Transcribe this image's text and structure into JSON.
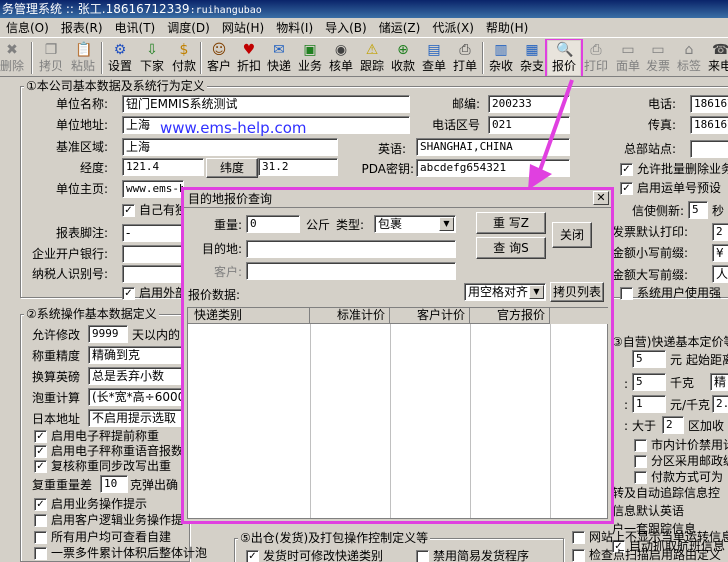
{
  "window": {
    "title_left": "务管理系统",
    "title_sep": "::",
    "user": "张工.18616712339",
    "account": ":ruihangubao"
  },
  "menu": [
    "信息(O)",
    "报表(R)",
    "电讯(T)",
    "调度(D)",
    "网站(H)",
    "物料(I)",
    "导入(B)",
    "储运(Z)",
    "代派(X)",
    "帮助(H)"
  ],
  "toolbar": {
    "delete": "删除",
    "copy": "拷贝",
    "paste": "粘贴",
    "settings": "设置",
    "download": "下家",
    "pay": "付款",
    "customer": "客户",
    "discount": "折扣",
    "express": "快递",
    "business": "业务",
    "verify": "核单",
    "track": "跟踪",
    "collect": "收款",
    "query": "查单",
    "print_order": "打单",
    "misc_collect": "杂收",
    "misc_pay": "杂支",
    "quote": "报价",
    "print": "打印",
    "sheet": "面单",
    "invoice": "发票",
    "label": "标签",
    "call": "来电"
  },
  "section1": {
    "title": "①本公司基本数据及系统行为定义",
    "unit_name_label": "单位名称:",
    "unit_name": "钮门EMMIS系统测试",
    "postcode_label": "邮编:",
    "postcode": "200233",
    "phone_label": "电话:",
    "phone": "186167",
    "address_label": "单位地址:",
    "address": "上海",
    "area_code_label": "电话区号",
    "area_code": "021",
    "fax_label": "传真:",
    "fax": "186167",
    "region_label": "基准区域:",
    "region": "上海",
    "english_label": "英语:",
    "english": "SHANGHAI,CHINA",
    "hq_label": "总部站点:",
    "longitude_label": "经度:",
    "longitude": "121.4",
    "latitude_label": "纬度",
    "latitude": "31.2",
    "pda_label": "PDA密钥:",
    "pda": "abcdefg654321",
    "homepage_label": "单位主页:",
    "homepage": "www.ems-hel",
    "allow_batch_delete": "允许批量删除业务",
    "enable_waybill": "启用运单号预设",
    "self_label": "自己有独",
    "footer_label": "报表脚注:",
    "footer": "-",
    "bank_label": "企业开户银行:",
    "tax_label": "纳税人识别号:",
    "use_external": "启用外部",
    "sms_suffix_label": "信使侧新:",
    "sms_suffix_value": "5",
    "sms_suffix_unit": "秒",
    "default_print_label": "发票默认打印:",
    "default_print_value": "2",
    "small_prefix_label": "金额小写前缀:",
    "small_prefix_value": "¥",
    "big_prefix_label": "金额大写前缀:",
    "big_prefix_value": "人",
    "system_user": "系统用户使用强"
  },
  "watermark": "www.ems-help.com",
  "section2": {
    "title": "②系统操作基本数据定义",
    "allow_edit_label": "允许修改",
    "allow_edit_value": "9999",
    "allow_edit_suffix": "天以内的",
    "weight_precision_label": "称重精度",
    "weight_precision_value": "精确到克",
    "conversion_label": "换算英磅",
    "conversion_value": "总是丢弃小数",
    "bubble_label": "泡重计算",
    "bubble_value": "(长*宽*高÷6000",
    "japan_label": "日本地址",
    "japan_value": "不启用提示选取",
    "enable_scale": "启用电子秤提前称重",
    "enable_voice": "启用电子秤称重语音报数",
    "sync_weight": "复核称重同步改写出重",
    "dup_label": "复重重量差",
    "dup_value": "10",
    "dup_suffix": "克弹出确",
    "enable_biz": "启用业务操作提示",
    "enable_customer": "启用客户逻辑业务操作提",
    "all_users": "所有用户均可查看自建",
    "multi_ticket": "一票多件累计体积后整体计泡"
  },
  "section_right": {
    "title": "③自营)快递基本定价等",
    "first_value": "5",
    "first_unit": "元",
    "first_suffix": "起始距离",
    "second_value": "5",
    "second_unit": "千克",
    "second_extra": "精",
    "third_value": "1",
    "third_unit": "元/千克",
    "third_extra": "2.",
    "gt_label": "大于",
    "gt_value": "2",
    "gt_suffix": "区加收",
    "city_price": "市内计价禁用计",
    "zone_postcode": "分区采用邮政编",
    "pay_method": "付款方式可为",
    "auto_track": "转及自动追踪信息控",
    "default_english": "信息默认英语",
    "one_key_track": "户一套跟踪信息",
    "auto_capture": "自动抓取航班信息",
    "site_not_show": "网站上不显示当单运转信息",
    "scan_route": "检查点扫描启用路由定义"
  },
  "section5": {
    "title": "⑤出仓(发货)及打包操作控制定义等",
    "allow_change": "发货时可修改快递类别",
    "disable_simple": "禁用简易发货程序"
  },
  "dialog": {
    "title": "目的地报价查询",
    "weight_label": "重量:",
    "weight_value": "0",
    "weight_unit": "公斤",
    "type_label": "类型:",
    "type_value": "包裹",
    "dest_label": "目的地:",
    "customer_label": "客户:",
    "reset_button": "重 写Z",
    "query_button": "查 询S",
    "close_button": "关闭",
    "quote_data_label": "报价数据:",
    "align_value": "用空格对齐",
    "copy_list_button": "拷贝列表",
    "columns": [
      "快递类别",
      "标准计价",
      "客户计价",
      "官方报价"
    ]
  }
}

****************

- Your goal
Without the pictures, repeat all the records word for word.

- Response to this task
Transcribe this image's text and structure into JSON.
{
  "window": {
    "title_left": "务管理系统",
    "title_sep": "::",
    "user": "张工.18616712339",
    "account": ":ruihangubao"
  },
  "menu": [
    "信息(O)",
    "报表(R)",
    "电讯(T)",
    "调度(D)",
    "网站(H)",
    "物料(I)",
    "导入(B)",
    "储运(Z)",
    "代派(X)",
    "帮助(H)"
  ],
  "toolbar": {
    "delete": "删除",
    "copy": "拷贝",
    "paste": "粘贴",
    "settings": "设置",
    "download": "下家",
    "pay": "付款",
    "customer": "客户",
    "discount": "折扣",
    "express": "快递",
    "business": "业务",
    "verify": "核单",
    "track": "跟踪",
    "collect": "收款",
    "query": "查单",
    "print_order": "打单",
    "misc_collect": "杂收",
    "misc_pay": "杂支",
    "quote": "报价",
    "print": "打印",
    "sheet": "面单",
    "invoice": "发票",
    "label": "标签",
    "call": "来电"
  },
  "section1": {
    "title": "①本公司基本数据及系统行为定义",
    "unit_name_label": "单位名称:",
    "unit_name": "钮门EMMIS系统测试",
    "postcode_label": "邮编:",
    "postcode": "200233",
    "phone_label": "电话:",
    "phone": "186167",
    "address_label": "单位地址:",
    "address": "上海",
    "area_code_label": "电话区号",
    "area_code": "021",
    "fax_label": "传真:",
    "fax": "186167",
    "region_label": "基准区域:",
    "region": "上海",
    "english_label": "英语:",
    "english": "SHANGHAI,CHINA",
    "hq_label": "总部站点:",
    "longitude_label": "经度:",
    "longitude": "121.4",
    "latitude_label": "纬度",
    "latitude": "31.2",
    "pda_label": "PDA密钥:",
    "pda": "abcdefg654321",
    "homepage_label": "单位主页:",
    "homepage": "www.ems-hel",
    "allow_batch_delete": "允许批量删除业务",
    "enable_waybill": "启用运单号预设",
    "self_label": "自己有独",
    "footer_label": "报表脚注:",
    "footer": "-",
    "bank_label": "企业开户银行:",
    "tax_label": "纳税人识别号:",
    "use_external": "启用外部",
    "sms_suffix_label": "信使侧新:",
    "sms_suffix_value": "5",
    "sms_suffix_unit": "秒",
    "default_print_label": "发票默认打印:",
    "default_print_value": "2",
    "small_prefix_label": "金额小写前缀:",
    "small_prefix_value": "¥",
    "big_prefix_label": "金额大写前缀:",
    "big_prefix_value": "人",
    "system_user": "系统用户使用强"
  },
  "watermark": "www.ems-help.com",
  "section2": {
    "title": "②系统操作基本数据定义",
    "allow_edit_label": "允许修改",
    "allow_edit_value": "9999",
    "allow_edit_suffix": "天以内的",
    "weight_precision_label": "称重精度",
    "weight_precision_value": "精确到克",
    "conversion_label": "换算英磅",
    "conversion_value": "总是丢弃小数",
    "bubble_label": "泡重计算",
    "bubble_value": "(长*宽*高÷6000",
    "japan_label": "日本地址",
    "japan_value": "不启用提示选取",
    "enable_scale": "启用电子秤提前称重",
    "enable_voice": "启用电子秤称重语音报数",
    "sync_weight": "复核称重同步改写出重",
    "dup_label": "复重重量差",
    "dup_value": "10",
    "dup_suffix": "克弹出确",
    "enable_biz": "启用业务操作提示",
    "enable_customer": "启用客户逻辑业务操作提",
    "all_users": "所有用户均可查看自建",
    "multi_ticket": "一票多件累计体积后整体计泡"
  },
  "section_right": {
    "title": "③自营)快递基本定价等",
    "first_value": "5",
    "first_unit": "元",
    "first_suffix": "起始距离",
    "second_value": "5",
    "second_unit": "千克",
    "second_extra": "精",
    "third_value": "1",
    "third_unit": "元/千克",
    "third_extra": "2.",
    "gt_label": "大于",
    "gt_value": "2",
    "gt_suffix": "区加收",
    "city_price": "市内计价禁用计",
    "zone_postcode": "分区采用邮政编",
    "pay_method": "付款方式可为",
    "auto_track": "转及自动追踪信息控",
    "default_english": "信息默认英语",
    "one_key_track": "户一套跟踪信息",
    "auto_capture": "自动抓取航班信息",
    "site_not_show": "网站上不显示当单运转信息",
    "scan_route": "检查点扫描启用路由定义"
  },
  "section5": {
    "title": "⑤出仓(发货)及打包操作控制定义等",
    "allow_change": "发货时可修改快递类别",
    "disable_simple": "禁用简易发货程序"
  },
  "dialog": {
    "title": "目的地报价查询",
    "weight_label": "重量:",
    "weight_value": "0",
    "weight_unit": "公斤",
    "type_label": "类型:",
    "type_value": "包裹",
    "dest_label": "目的地:",
    "customer_label": "客户:",
    "reset_button": "重 写Z",
    "query_button": "查 询S",
    "close_button": "关闭",
    "quote_data_label": "报价数据:",
    "align_value": "用空格对齐",
    "copy_list_button": "拷贝列表",
    "columns": [
      "快递类别",
      "标准计价",
      "客户计价",
      "官方报价"
    ]
  }
}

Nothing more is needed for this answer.